++++ Rows ++++

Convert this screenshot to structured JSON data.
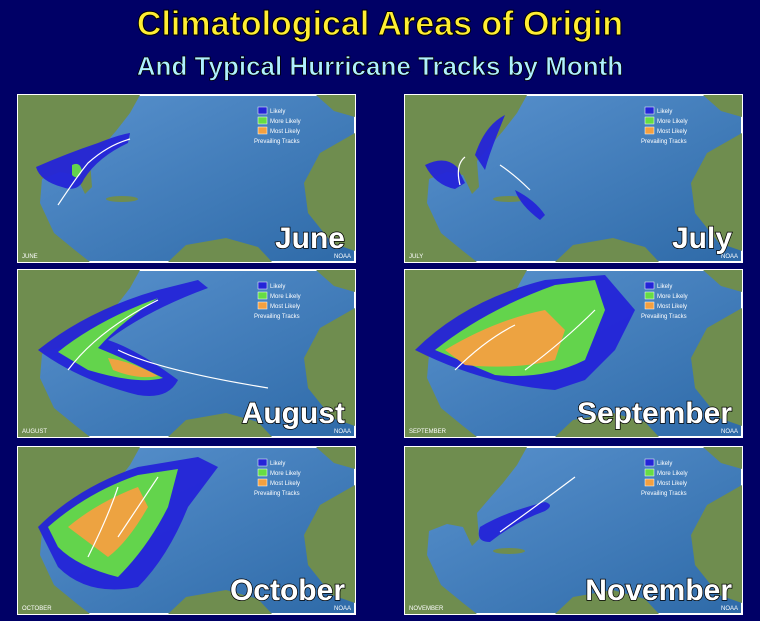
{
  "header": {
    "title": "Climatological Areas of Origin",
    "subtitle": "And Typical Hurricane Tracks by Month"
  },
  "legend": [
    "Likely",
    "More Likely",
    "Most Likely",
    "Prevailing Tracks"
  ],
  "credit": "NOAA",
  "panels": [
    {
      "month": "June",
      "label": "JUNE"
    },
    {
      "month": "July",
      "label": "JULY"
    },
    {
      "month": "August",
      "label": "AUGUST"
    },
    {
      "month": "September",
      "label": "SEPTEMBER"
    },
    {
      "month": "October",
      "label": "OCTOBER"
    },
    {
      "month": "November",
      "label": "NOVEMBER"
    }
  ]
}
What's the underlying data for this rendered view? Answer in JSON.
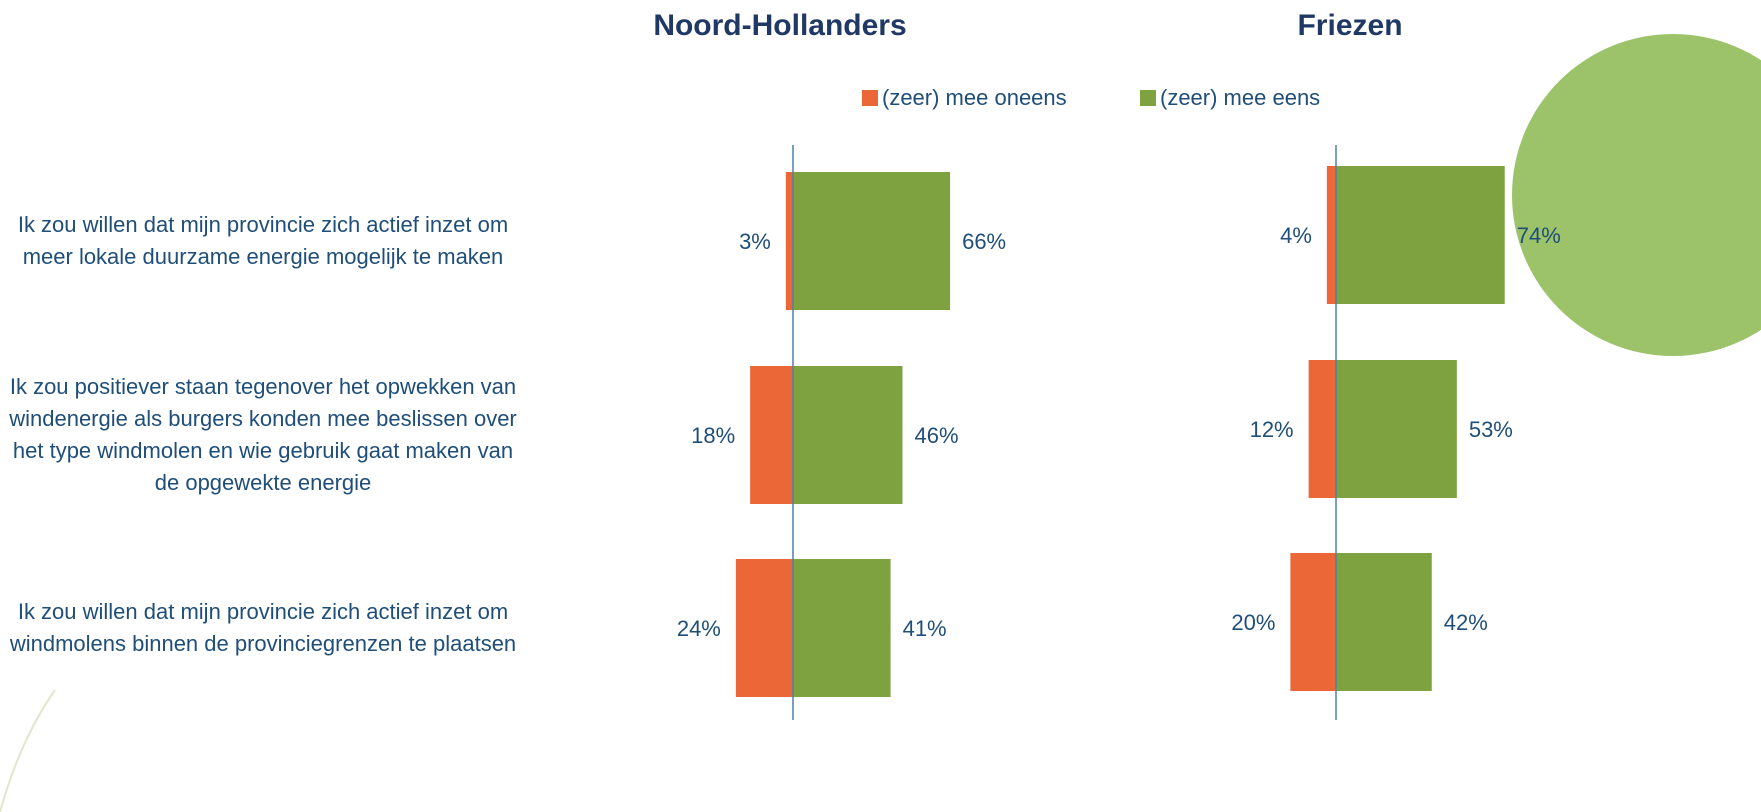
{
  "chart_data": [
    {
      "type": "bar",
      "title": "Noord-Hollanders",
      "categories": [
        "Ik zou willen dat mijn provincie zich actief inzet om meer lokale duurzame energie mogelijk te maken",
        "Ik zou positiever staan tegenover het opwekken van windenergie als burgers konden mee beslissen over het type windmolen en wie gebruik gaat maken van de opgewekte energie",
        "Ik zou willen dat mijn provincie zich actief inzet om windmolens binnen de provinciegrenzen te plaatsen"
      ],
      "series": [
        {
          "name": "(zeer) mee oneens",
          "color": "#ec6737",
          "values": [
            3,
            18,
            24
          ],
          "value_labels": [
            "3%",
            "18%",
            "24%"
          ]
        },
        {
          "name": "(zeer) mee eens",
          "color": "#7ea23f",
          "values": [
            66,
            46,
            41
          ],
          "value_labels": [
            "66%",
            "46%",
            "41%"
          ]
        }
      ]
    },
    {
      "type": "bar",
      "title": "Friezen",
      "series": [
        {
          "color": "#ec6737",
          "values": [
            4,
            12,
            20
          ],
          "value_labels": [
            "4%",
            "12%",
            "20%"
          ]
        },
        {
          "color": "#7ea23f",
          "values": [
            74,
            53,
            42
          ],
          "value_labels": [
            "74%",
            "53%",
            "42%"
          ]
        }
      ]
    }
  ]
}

++++

**Written problem:** Extract all lines that hold the word "zeer".

**Result of the exercise:**
          "name": "(zeer) mee oneens",
          "name": "(zeer) mee eens",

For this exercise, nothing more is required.